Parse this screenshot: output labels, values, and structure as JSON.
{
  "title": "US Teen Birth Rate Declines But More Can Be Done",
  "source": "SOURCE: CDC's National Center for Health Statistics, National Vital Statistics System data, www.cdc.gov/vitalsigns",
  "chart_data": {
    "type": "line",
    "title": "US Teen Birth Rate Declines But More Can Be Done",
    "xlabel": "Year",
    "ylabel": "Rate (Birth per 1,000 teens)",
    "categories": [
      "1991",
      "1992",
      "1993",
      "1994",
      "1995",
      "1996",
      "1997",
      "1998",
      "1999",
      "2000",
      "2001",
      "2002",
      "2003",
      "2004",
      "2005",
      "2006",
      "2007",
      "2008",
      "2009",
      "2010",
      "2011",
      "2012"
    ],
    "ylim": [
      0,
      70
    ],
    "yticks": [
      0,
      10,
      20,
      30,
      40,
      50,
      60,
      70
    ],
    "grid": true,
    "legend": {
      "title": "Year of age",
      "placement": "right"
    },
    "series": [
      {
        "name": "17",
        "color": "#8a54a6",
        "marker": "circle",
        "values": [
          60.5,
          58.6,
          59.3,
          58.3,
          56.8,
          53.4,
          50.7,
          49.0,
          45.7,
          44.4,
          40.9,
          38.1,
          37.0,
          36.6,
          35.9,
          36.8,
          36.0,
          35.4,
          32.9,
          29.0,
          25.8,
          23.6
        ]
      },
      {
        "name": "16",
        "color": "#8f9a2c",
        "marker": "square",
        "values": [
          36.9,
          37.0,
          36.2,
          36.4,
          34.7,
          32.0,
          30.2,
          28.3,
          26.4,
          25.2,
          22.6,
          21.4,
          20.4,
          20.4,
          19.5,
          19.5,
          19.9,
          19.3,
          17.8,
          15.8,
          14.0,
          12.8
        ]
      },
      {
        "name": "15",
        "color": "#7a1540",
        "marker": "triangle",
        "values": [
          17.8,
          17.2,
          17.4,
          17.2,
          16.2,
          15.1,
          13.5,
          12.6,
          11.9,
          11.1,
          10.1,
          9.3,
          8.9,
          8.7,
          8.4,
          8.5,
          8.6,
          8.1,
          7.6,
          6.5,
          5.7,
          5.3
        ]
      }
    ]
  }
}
────────────────────────────────────────
(What this task involves): Transcribe all the entries, keeping each one exactly as it is.

(Result for this exercise):
Parse this screenshot: output labels, values, and structure as JSON.
{
  "title": "US Teen Birth Rate Declines But More Can Be Done",
  "source": "SOURCE: CDC's National Center for Health Statistics, National Vital Statistics System data, www.cdc.gov/vitalsigns",
  "chart_data": {
    "type": "line",
    "title": "US Teen Birth Rate Declines But More Can Be Done",
    "xlabel": "Year",
    "ylabel": "Rate (Birth per 1,000 teens)",
    "categories": [
      "1991",
      "1992",
      "1993",
      "1994",
      "1995",
      "1996",
      "1997",
      "1998",
      "1999",
      "2000",
      "2001",
      "2002",
      "2003",
      "2004",
      "2005",
      "2006",
      "2007",
      "2008",
      "2009",
      "2010",
      "2011",
      "2012"
    ],
    "ylim": [
      0,
      70
    ],
    "yticks": [
      0,
      10,
      20,
      30,
      40,
      50,
      60,
      70
    ],
    "grid": true,
    "legend": {
      "title": "Year of age",
      "placement": "right"
    },
    "series": [
      {
        "name": "17",
        "color": "#8a54a6",
        "marker": "circle",
        "values": [
          60.5,
          58.6,
          59.3,
          58.3,
          56.8,
          53.4,
          50.7,
          49.0,
          45.7,
          44.4,
          40.9,
          38.1,
          37.0,
          36.6,
          35.9,
          36.8,
          36.0,
          35.4,
          32.9,
          29.0,
          25.8,
          23.6
        ]
      },
      {
        "name": "16",
        "color": "#8f9a2c",
        "marker": "square",
        "values": [
          36.9,
          37.0,
          36.2,
          36.4,
          34.7,
          32.0,
          30.2,
          28.3,
          26.4,
          25.2,
          22.6,
          21.4,
          20.4,
          20.4,
          19.5,
          19.5,
          19.9,
          19.3,
          17.8,
          15.8,
          14.0,
          12.8
        ]
      },
      {
        "name": "15",
        "color": "#7a1540",
        "marker": "triangle",
        "values": [
          17.8,
          17.2,
          17.4,
          17.2,
          16.2,
          15.1,
          13.5,
          12.6,
          11.9,
          11.1,
          10.1,
          9.3,
          8.9,
          8.7,
          8.4,
          8.5,
          8.6,
          8.1,
          7.6,
          6.5,
          5.7,
          5.3
        ]
      }
    ]
  }
}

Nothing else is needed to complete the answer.